Task to complete — Write out every record below exactly as it appears.

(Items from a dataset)
^^^^^^^^^^^^^^^^

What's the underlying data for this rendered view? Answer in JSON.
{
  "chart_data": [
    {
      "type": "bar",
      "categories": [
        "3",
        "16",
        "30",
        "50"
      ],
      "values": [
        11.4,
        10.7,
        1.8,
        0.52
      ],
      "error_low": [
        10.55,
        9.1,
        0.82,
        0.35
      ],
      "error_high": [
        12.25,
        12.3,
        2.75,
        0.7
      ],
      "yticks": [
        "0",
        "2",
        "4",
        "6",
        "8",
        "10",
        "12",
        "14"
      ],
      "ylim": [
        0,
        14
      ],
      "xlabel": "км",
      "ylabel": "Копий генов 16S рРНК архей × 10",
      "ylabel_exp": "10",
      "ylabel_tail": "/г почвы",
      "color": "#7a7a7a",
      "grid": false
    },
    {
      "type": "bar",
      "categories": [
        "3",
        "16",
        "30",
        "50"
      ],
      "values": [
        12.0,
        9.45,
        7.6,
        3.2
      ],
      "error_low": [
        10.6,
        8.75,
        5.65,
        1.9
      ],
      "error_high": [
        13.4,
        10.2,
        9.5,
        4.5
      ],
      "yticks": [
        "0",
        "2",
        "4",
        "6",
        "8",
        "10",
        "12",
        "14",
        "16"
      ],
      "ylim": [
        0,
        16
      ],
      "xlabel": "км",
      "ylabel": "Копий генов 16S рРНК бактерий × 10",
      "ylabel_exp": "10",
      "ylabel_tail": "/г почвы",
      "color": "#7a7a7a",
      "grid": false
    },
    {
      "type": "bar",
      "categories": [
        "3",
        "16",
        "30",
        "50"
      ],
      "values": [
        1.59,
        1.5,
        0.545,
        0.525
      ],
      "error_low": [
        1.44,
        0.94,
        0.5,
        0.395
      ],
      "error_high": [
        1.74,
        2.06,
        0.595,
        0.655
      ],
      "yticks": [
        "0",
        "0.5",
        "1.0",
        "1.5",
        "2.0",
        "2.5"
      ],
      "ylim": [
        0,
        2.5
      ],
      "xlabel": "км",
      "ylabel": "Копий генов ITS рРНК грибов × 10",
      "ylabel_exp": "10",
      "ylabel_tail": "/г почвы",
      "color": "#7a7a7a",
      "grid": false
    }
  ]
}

^^^^^^^^^^^^^^^^

Task result —
What's the underlying data for this rendered view? Answer in JSON.
{
  "chart_data": [
    {
      "type": "bar",
      "categories": [
        "3",
        "16",
        "30",
        "50"
      ],
      "values": [
        11.4,
        10.7,
        1.8,
        0.52
      ],
      "error_low": [
        10.55,
        9.1,
        0.82,
        0.35
      ],
      "error_high": [
        12.25,
        12.3,
        2.75,
        0.7
      ],
      "yticks": [
        "0",
        "2",
        "4",
        "6",
        "8",
        "10",
        "12",
        "14"
      ],
      "ylim": [
        0,
        14
      ],
      "xlabel": "км",
      "ylabel": "Копий генов 16S рРНК архей × 10",
      "ylabel_exp": "10",
      "ylabel_tail": "/г почвы",
      "color": "#7a7a7a",
      "grid": false
    },
    {
      "type": "bar",
      "categories": [
        "3",
        "16",
        "30",
        "50"
      ],
      "values": [
        12.0,
        9.45,
        7.6,
        3.2
      ],
      "error_low": [
        10.6,
        8.75,
        5.65,
        1.9
      ],
      "error_high": [
        13.4,
        10.2,
        9.5,
        4.5
      ],
      "yticks": [
        "0",
        "2",
        "4",
        "6",
        "8",
        "10",
        "12",
        "14",
        "16"
      ],
      "ylim": [
        0,
        16
      ],
      "xlabel": "км",
      "ylabel": "Копий генов 16S рРНК бактерий × 10",
      "ylabel_exp": "10",
      "ylabel_tail": "/г почвы",
      "color": "#7a7a7a",
      "grid": false
    },
    {
      "type": "bar",
      "categories": [
        "3",
        "16",
        "30",
        "50"
      ],
      "values": [
        1.59,
        1.5,
        0.545,
        0.525
      ],
      "error_low": [
        1.44,
        0.94,
        0.5,
        0.395
      ],
      "error_high": [
        1.74,
        2.06,
        0.595,
        0.655
      ],
      "yticks": [
        "0",
        "0.5",
        "1.0",
        "1.5",
        "2.0",
        "2.5"
      ],
      "ylim": [
        0,
        2.5
      ],
      "xlabel": "км",
      "ylabel": "Копий генов ITS рРНК грибов × 10",
      "ylabel_exp": "10",
      "ylabel_tail": "/г почвы",
      "color": "#7a7a7a",
      "grid": false
    }
  ]
}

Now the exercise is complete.